§ Work order: In the passage on PowerPoint, why does the writer hold that the "cognitive style of PowerPoint" comes from the constraints of presenting on slides rather than from the PowerPoint software? Answer in one to three sentences.

§ Exercise passage:
I'll bite.  I think the "cognitive style of PowerPoint" is more driven 
by the necessity of presenting information in a small number of 
discrete slides, each of which is constrained to have no more 
information than can fit in a 1024 x 768 pixel space with the words no 
smaller than 18 pt font and a strong convention to use simple graphics 
rather than words to illustrate something.  One can write slides in 
hand-authored HTML, or SVG or Flash or Apple Keynote,  and you still 
have the problems that Tufte notes.  Just as dyed-in-the-wool  FORTRAN 
programmers can write FORTRAN in any language, experienced PowerPoint 
Rangers can write .PPT in any format.

"Presentations largely stand or fall on the quality, relevance, and 
integrity of the content. If your numbers are boring, then you've got 
the wrong numbers. If your words or images are not on point, making 
them dance in color won't make them relevant. Audience boredom is 
usually a content failure, not a decoration failure"

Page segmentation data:
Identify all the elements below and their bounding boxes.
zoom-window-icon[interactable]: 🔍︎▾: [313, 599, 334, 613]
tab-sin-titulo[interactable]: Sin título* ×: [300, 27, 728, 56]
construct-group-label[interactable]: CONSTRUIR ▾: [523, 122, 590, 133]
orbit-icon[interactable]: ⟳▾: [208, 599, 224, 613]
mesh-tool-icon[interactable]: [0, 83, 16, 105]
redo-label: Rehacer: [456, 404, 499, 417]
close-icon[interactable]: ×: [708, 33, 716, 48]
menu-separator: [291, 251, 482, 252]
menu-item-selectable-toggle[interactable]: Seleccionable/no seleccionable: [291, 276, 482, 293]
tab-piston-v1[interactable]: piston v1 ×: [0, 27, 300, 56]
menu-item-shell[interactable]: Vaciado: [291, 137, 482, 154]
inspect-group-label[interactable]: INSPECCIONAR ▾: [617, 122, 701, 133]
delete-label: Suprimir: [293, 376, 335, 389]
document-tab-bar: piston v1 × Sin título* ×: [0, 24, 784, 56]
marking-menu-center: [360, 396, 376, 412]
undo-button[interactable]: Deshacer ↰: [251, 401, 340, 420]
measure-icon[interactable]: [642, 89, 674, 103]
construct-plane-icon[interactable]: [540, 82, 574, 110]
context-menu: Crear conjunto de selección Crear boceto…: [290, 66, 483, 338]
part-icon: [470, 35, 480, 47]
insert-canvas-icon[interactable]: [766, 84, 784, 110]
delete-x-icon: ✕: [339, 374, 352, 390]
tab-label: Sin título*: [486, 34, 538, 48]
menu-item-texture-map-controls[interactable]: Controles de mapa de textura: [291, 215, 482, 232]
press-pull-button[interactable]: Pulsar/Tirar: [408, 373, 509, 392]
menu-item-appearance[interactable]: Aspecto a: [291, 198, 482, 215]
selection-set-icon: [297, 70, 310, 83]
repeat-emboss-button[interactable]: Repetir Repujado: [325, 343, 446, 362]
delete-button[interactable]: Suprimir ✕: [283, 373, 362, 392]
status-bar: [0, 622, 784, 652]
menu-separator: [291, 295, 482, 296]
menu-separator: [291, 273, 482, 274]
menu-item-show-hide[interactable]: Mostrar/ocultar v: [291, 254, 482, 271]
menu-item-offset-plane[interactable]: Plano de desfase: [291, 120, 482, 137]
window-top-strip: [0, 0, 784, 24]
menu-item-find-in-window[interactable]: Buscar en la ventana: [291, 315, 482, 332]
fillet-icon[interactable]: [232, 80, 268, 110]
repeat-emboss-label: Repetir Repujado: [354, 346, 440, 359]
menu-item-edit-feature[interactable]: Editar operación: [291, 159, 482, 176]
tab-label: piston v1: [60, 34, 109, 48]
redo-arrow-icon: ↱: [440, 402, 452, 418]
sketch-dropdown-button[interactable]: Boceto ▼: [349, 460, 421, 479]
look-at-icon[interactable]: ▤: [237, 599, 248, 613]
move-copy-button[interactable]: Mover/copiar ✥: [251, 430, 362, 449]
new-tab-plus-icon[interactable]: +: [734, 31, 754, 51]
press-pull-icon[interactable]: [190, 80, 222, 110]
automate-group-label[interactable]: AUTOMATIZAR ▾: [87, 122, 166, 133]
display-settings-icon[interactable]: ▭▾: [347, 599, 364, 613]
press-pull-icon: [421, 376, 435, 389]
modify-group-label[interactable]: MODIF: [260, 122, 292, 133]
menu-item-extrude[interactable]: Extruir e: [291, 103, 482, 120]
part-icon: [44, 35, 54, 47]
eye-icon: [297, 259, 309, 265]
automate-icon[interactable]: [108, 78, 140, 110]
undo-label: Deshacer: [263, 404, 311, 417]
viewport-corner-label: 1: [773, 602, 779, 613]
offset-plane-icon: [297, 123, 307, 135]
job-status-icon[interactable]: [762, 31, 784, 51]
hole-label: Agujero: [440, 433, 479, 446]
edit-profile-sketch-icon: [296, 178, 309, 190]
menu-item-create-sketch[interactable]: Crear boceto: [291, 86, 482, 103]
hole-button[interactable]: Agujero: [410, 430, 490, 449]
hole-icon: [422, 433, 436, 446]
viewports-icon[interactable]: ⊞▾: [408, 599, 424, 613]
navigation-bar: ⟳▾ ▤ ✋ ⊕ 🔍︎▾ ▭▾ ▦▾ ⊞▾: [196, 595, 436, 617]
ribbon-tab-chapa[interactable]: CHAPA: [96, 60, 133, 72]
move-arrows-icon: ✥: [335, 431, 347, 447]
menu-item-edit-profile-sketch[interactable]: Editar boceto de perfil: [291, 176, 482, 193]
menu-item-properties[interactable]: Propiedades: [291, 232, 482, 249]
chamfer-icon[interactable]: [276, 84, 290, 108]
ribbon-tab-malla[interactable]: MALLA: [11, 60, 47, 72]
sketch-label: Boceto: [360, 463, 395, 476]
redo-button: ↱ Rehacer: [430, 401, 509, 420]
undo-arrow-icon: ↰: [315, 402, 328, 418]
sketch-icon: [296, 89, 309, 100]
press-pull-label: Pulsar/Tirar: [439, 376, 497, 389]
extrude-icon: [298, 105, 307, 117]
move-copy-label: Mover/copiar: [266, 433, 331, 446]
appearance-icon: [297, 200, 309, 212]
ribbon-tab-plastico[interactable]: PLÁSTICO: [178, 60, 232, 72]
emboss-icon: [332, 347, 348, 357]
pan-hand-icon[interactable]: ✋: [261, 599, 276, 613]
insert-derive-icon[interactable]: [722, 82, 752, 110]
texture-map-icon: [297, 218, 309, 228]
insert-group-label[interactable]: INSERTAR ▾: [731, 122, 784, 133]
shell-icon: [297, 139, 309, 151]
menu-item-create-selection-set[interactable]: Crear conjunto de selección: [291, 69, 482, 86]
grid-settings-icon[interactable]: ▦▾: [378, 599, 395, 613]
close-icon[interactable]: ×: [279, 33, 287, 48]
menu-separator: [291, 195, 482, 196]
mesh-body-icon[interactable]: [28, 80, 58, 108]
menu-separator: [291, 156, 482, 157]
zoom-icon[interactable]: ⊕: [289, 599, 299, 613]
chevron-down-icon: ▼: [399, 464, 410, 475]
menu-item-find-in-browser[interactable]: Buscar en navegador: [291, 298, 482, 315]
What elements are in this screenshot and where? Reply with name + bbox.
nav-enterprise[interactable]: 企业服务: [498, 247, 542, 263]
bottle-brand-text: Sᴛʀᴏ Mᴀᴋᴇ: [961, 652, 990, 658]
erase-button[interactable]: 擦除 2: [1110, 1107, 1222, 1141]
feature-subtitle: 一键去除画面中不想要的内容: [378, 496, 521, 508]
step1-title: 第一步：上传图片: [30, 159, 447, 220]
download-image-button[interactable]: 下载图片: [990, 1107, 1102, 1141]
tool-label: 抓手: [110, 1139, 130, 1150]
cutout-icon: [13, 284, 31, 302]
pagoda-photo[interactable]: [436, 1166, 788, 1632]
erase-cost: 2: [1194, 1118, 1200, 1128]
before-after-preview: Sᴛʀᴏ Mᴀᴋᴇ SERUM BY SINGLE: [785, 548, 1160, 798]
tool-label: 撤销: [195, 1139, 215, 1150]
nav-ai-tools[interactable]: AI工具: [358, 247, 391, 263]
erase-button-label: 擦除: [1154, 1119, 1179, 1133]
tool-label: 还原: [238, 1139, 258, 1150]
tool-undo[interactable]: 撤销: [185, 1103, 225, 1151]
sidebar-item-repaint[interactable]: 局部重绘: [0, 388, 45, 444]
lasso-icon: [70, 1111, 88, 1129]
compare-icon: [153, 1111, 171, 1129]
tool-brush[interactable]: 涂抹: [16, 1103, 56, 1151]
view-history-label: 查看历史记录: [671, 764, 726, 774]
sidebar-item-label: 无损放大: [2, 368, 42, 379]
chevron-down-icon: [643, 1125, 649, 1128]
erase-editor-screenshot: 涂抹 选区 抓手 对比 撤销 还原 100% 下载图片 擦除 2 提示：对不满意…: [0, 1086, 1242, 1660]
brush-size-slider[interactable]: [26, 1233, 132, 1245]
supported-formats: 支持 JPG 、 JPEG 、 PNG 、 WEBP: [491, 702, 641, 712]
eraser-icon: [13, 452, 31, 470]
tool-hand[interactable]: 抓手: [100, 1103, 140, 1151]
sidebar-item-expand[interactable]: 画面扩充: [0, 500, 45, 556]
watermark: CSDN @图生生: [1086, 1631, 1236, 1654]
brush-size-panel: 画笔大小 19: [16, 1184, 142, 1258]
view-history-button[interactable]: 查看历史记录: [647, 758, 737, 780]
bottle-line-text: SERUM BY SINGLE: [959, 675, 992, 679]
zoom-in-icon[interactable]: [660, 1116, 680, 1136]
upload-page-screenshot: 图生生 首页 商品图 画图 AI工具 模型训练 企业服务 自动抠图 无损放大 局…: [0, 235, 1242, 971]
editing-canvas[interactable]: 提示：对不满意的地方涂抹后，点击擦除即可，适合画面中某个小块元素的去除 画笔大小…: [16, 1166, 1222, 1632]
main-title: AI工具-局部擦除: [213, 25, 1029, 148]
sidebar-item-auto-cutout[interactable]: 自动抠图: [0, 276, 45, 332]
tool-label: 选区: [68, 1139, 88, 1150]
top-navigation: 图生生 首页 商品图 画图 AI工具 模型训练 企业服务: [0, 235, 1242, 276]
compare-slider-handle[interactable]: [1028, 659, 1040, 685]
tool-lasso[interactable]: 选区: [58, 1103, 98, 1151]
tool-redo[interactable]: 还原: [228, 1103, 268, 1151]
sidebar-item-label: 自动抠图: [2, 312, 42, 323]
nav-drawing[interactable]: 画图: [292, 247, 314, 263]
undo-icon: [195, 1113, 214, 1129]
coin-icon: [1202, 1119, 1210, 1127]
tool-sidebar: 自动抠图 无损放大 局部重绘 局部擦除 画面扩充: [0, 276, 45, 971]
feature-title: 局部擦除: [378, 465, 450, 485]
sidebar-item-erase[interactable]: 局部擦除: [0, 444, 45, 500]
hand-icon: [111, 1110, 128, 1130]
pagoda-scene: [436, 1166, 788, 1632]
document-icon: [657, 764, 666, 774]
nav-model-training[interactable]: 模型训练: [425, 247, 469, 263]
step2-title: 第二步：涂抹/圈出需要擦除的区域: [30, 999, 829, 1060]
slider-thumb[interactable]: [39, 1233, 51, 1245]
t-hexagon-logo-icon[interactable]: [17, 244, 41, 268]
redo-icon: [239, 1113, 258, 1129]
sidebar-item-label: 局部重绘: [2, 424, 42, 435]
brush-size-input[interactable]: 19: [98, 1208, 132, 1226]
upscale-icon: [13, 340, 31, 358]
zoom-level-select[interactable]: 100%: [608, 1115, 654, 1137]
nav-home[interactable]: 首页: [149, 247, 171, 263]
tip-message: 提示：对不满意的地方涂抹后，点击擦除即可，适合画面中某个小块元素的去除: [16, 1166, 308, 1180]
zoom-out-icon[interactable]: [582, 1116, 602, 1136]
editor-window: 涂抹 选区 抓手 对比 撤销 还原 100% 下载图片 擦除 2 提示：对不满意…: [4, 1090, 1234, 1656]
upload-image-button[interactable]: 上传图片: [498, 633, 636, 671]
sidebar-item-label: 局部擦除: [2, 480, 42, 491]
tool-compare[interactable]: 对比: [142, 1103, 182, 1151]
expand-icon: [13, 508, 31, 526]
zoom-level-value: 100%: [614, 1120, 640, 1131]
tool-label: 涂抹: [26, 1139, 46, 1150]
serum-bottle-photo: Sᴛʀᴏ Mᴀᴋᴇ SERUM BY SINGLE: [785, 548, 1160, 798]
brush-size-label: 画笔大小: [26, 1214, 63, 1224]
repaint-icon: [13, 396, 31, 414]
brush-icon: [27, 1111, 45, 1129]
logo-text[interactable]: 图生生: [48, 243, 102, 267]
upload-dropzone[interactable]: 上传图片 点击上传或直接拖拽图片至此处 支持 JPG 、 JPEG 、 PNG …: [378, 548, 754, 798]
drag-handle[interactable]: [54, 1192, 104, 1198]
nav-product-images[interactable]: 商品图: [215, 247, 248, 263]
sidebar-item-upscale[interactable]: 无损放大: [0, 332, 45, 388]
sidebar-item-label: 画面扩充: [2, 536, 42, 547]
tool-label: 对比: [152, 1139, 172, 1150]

§ Exercise response: The writer notes that slides built in hand-authored HTML, SVG, Flash or Apple Keynote still show the problems Tufte notes. The fault therefore lies in the slide format: a small number of discrete slides, each limited to a 1024 x 768 pixel space with text no smaller than 18 pt and a convention of simple graphics over words.